Source data:
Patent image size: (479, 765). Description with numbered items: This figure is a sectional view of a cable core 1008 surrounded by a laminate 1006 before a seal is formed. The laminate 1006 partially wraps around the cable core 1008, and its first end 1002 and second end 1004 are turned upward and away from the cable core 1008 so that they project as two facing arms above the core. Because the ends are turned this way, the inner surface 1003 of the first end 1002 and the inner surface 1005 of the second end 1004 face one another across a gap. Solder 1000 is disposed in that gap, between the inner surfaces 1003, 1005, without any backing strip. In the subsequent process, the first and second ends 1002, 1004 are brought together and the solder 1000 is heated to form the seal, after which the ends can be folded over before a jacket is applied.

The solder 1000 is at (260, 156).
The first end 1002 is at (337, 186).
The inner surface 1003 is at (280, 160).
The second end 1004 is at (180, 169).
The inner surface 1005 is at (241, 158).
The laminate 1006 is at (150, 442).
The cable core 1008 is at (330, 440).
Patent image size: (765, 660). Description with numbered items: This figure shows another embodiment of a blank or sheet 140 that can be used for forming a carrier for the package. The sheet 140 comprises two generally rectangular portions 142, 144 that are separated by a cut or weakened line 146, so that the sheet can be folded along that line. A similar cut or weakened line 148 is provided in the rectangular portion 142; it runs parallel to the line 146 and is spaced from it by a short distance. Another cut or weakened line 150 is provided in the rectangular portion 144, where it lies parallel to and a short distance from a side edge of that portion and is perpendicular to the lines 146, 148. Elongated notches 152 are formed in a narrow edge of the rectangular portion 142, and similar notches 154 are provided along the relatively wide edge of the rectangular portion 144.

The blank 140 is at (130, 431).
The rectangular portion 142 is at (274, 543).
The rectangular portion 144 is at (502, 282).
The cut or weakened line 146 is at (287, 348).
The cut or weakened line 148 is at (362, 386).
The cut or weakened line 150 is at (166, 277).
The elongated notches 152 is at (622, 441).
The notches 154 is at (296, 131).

### PROBLEM REQUIREMENTS
Write out the source data lines above exactly as they appear, covering every line.

### FINAL RESULT
Patent image size: (479, 765). Description with numbered items: This figure is a sectional view of a cable core 1008 surrounded by a laminate 1006 before a seal is formed. The laminate 1006 partially wraps around the cable core 1008, and its first end 1002 and second end 1004 are turned upward and away from the cable core 1008 so that they project as two facing arms above the core. Because the ends are turned this way, the inner surface 1003 of the first end 1002 and the inner surface 1005 of the second end 1004 face one another across a gap. Solder 1000 is disposed in that gap, between the inner surfaces 1003, 1005, without any backing strip. In the subsequent process, the first and second ends 1002, 1004 are brought together and the solder 1000 is heated to form the seal, after which the ends can be folded over before a jacket is applied.

The solder 1000 is at (260, 156).
The first end 1002 is at (337, 186).
The inner surface 1003 is at (280, 160).
The second end 1004 is at (180, 169).
The inner surface 1005 is at (241, 158).
The laminate 1006 is at (150, 442).
The cable core 1008 is at (330, 440).
Patent image size: (765, 660). Description with numbered items: This figure shows another embodiment of a blank or sheet 140 that can be used for forming a carrier for the package. The sheet 140 comprises two generally rectangular portions 142, 144 that are separated by a cut or weakened line 146, so that the sheet can be folded along that line. A similar cut or weakened line 148 is provided in the rectangular portion 142; it runs parallel to the line 146 and is spaced from it by a short distance. Another cut or weakened line 150 is provided in the rectangular portion 144, where it lies parallel to and a short distance from a side edge of that portion and is perpendicular to the lines 146, 148. Elongated notches 152 are formed in a narrow edge of the rectangular portion 142, and similar notches 154 are provided along the relatively wide edge of the rectangular portion 144.

The blank 140 is at (130, 431).
The rectangular portion 142 is at (274, 543).
The rectangular portion 144 is at (502, 282).
The cut or weakened line 146 is at (287, 348).
The cut or weakened line 148 is at (362, 386).
The cut or weakened line 150 is at (166, 277).
The elongated notches 152 is at (622, 441).
The notches 154 is at (296, 131).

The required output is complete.